____ Extracted data

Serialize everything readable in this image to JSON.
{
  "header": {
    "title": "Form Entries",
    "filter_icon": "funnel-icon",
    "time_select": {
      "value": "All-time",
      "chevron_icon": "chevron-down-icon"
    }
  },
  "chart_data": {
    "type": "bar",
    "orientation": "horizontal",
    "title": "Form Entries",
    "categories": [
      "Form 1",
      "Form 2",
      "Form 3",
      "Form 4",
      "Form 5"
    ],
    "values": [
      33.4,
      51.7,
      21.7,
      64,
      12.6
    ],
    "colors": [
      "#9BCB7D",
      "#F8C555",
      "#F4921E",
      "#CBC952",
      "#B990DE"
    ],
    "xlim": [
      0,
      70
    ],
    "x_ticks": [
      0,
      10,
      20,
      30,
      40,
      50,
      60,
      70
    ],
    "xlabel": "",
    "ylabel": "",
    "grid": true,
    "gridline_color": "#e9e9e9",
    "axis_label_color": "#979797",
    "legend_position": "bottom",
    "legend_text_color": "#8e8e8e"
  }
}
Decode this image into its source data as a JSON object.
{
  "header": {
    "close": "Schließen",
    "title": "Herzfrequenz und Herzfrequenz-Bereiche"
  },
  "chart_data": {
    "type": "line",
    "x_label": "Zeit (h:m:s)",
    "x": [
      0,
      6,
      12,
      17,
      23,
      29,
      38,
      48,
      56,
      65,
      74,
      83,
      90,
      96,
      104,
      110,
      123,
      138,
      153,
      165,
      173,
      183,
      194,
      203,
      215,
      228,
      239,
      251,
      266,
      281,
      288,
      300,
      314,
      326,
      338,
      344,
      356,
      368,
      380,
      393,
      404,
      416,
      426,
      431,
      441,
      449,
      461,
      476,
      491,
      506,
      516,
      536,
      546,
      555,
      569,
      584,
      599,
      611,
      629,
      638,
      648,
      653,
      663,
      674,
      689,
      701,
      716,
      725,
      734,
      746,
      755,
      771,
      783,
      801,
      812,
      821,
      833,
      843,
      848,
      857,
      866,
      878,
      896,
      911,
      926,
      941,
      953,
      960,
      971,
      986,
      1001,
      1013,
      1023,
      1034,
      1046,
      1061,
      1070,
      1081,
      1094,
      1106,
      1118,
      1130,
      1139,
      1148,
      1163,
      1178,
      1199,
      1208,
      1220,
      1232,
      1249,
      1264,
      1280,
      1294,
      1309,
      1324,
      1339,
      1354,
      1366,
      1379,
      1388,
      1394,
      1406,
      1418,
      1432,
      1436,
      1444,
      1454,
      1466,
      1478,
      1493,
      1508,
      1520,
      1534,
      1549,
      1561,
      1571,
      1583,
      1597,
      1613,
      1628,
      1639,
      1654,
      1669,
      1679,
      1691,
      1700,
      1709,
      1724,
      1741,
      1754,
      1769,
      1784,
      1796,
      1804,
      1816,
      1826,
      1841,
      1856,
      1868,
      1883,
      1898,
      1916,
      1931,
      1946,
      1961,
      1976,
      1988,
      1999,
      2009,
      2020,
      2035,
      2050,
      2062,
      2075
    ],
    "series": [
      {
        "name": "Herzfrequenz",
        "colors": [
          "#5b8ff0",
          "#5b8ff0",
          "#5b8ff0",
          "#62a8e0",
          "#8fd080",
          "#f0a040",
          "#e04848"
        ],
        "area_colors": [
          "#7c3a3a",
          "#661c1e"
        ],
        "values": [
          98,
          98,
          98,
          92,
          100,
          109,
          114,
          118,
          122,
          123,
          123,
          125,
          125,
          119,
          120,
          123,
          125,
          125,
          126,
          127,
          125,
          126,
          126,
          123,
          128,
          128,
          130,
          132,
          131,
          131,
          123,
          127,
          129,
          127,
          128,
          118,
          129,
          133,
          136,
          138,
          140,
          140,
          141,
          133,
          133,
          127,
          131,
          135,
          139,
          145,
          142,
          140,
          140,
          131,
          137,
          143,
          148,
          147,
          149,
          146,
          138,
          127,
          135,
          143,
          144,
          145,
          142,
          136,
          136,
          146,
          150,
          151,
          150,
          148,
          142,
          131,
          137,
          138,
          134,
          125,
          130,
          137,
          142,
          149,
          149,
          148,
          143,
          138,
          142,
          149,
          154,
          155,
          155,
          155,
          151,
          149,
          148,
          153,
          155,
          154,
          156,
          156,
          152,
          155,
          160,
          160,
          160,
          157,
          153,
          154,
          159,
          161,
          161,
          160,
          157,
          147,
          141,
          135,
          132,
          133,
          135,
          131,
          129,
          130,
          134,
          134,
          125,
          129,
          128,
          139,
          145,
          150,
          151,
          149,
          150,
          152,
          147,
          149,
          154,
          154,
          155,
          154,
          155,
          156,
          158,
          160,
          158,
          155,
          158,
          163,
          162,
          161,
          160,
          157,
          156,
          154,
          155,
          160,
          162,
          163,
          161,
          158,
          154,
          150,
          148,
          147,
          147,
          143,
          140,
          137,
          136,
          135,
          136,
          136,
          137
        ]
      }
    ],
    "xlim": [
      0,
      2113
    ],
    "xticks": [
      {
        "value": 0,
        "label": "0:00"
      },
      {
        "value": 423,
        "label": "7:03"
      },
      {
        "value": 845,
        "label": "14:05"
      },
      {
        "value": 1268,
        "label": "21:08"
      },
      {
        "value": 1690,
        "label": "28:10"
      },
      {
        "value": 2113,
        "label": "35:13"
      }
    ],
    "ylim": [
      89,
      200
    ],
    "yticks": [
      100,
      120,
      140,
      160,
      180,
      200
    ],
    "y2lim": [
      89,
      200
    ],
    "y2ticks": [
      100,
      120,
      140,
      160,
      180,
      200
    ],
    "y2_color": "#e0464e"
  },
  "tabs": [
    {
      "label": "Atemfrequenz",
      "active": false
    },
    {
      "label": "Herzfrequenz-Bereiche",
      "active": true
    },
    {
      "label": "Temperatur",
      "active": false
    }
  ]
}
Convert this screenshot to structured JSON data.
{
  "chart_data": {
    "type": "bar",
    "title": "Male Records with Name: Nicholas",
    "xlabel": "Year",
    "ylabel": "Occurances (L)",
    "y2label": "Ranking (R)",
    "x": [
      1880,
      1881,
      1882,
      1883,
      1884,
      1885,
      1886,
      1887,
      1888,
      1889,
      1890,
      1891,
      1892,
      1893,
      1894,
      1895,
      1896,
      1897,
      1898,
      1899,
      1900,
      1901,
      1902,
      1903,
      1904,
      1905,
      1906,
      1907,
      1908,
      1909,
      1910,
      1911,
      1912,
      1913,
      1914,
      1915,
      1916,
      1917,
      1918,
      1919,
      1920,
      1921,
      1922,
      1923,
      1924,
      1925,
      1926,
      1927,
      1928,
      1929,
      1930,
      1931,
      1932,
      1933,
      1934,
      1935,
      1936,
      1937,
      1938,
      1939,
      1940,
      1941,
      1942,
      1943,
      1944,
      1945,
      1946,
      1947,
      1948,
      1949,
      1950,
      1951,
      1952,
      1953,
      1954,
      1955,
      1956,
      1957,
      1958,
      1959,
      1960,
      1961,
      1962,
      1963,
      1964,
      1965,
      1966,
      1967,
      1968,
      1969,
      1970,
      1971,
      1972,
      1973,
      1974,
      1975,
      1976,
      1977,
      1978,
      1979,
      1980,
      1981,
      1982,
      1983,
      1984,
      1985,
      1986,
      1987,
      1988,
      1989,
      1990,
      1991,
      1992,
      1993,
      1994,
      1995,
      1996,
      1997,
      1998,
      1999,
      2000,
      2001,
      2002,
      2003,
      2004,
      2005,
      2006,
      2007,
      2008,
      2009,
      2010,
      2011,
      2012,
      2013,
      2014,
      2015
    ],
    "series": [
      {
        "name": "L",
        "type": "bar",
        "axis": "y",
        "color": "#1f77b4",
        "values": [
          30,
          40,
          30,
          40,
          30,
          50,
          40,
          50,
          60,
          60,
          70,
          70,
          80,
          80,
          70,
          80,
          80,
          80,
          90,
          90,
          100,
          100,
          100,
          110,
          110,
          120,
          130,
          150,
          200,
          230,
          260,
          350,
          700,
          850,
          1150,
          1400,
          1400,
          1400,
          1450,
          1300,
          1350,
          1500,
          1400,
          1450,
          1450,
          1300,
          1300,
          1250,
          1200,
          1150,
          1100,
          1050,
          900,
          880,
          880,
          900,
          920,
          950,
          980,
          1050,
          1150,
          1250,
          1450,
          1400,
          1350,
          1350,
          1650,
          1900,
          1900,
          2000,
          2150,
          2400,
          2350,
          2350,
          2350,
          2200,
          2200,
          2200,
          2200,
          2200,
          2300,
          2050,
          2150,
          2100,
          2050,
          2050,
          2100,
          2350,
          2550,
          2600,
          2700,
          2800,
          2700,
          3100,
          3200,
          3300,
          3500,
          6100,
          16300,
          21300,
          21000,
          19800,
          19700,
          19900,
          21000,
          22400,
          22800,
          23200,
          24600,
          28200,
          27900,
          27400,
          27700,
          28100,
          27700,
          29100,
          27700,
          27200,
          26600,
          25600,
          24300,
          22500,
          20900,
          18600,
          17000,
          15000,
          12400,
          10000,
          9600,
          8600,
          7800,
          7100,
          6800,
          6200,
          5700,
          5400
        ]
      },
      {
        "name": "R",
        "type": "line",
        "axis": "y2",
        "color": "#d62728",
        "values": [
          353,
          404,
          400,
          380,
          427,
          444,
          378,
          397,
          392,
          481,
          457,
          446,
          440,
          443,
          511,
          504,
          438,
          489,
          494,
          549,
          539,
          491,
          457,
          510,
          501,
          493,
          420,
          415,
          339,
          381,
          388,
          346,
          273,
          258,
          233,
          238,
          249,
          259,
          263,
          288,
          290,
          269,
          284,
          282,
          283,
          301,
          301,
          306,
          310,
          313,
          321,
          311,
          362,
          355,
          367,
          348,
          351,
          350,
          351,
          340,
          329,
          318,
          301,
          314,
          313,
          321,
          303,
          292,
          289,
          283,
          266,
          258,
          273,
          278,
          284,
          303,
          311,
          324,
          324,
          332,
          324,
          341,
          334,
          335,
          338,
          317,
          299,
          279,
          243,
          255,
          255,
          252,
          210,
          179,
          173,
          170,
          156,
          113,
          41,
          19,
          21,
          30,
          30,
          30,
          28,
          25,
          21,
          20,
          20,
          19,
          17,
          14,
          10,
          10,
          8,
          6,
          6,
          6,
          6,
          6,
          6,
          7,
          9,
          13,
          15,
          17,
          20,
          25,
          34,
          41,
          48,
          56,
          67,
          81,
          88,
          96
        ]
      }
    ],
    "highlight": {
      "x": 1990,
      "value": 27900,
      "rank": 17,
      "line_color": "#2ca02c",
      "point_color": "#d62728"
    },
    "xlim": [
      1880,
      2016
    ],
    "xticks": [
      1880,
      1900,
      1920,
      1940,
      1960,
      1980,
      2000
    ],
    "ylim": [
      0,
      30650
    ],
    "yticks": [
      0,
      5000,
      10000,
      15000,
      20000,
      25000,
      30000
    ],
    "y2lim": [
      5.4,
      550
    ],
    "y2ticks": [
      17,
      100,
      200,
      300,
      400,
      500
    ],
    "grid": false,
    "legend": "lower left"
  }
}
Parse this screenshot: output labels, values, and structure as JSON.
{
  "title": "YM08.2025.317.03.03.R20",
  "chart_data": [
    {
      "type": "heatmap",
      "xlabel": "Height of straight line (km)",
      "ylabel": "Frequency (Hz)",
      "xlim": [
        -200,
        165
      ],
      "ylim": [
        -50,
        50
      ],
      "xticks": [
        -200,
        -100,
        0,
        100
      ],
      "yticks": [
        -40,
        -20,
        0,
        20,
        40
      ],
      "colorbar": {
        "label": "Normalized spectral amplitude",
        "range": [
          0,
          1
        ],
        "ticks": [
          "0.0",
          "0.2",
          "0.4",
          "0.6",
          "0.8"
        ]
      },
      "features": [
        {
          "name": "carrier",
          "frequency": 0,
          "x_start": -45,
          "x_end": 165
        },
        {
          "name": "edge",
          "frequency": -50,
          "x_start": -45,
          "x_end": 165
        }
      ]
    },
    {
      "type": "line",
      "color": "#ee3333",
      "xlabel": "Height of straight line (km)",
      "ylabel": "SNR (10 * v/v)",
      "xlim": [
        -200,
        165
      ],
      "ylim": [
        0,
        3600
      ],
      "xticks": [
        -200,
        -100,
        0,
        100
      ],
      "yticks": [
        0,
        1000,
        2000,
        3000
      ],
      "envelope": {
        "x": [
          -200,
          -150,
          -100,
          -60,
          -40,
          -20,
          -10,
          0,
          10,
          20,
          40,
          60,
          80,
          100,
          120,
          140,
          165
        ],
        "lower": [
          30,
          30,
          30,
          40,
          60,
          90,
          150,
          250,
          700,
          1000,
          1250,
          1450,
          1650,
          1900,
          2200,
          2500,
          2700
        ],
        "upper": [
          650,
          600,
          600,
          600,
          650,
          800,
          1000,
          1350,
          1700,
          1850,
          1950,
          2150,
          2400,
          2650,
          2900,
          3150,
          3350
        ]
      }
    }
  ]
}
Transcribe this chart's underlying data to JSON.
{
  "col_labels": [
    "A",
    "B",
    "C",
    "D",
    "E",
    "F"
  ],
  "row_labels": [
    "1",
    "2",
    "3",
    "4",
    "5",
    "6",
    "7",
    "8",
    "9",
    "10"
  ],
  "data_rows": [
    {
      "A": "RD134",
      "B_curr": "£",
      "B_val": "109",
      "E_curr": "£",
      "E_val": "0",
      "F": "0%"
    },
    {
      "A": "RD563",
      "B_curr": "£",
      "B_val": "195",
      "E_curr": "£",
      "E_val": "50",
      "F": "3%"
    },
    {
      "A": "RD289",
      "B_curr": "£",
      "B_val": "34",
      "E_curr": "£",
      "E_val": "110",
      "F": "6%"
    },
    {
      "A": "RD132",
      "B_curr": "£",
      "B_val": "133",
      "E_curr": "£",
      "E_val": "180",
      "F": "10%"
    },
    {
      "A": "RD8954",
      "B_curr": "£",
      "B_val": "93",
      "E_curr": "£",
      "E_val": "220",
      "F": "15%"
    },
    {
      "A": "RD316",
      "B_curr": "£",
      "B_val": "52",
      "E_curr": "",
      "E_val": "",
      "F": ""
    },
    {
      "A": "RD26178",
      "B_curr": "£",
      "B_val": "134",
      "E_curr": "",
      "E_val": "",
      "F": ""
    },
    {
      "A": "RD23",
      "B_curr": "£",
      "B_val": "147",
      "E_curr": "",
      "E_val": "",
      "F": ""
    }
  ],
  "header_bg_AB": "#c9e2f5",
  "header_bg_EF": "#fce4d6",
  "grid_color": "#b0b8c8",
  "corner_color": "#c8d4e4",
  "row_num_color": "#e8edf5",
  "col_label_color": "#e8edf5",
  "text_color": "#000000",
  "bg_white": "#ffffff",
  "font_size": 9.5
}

________

→ **Task prompt**
Return every line containing "title".

→ **Correct response**
    "title": "Form Entries",
    "title": "Form Entries",
    "title": "Herzfrequenz und Herzfrequenz-Bereiche"
    "title": "Male Records with Name: Nicholas",
  "title": "YM08.2025.317.03.03.R20",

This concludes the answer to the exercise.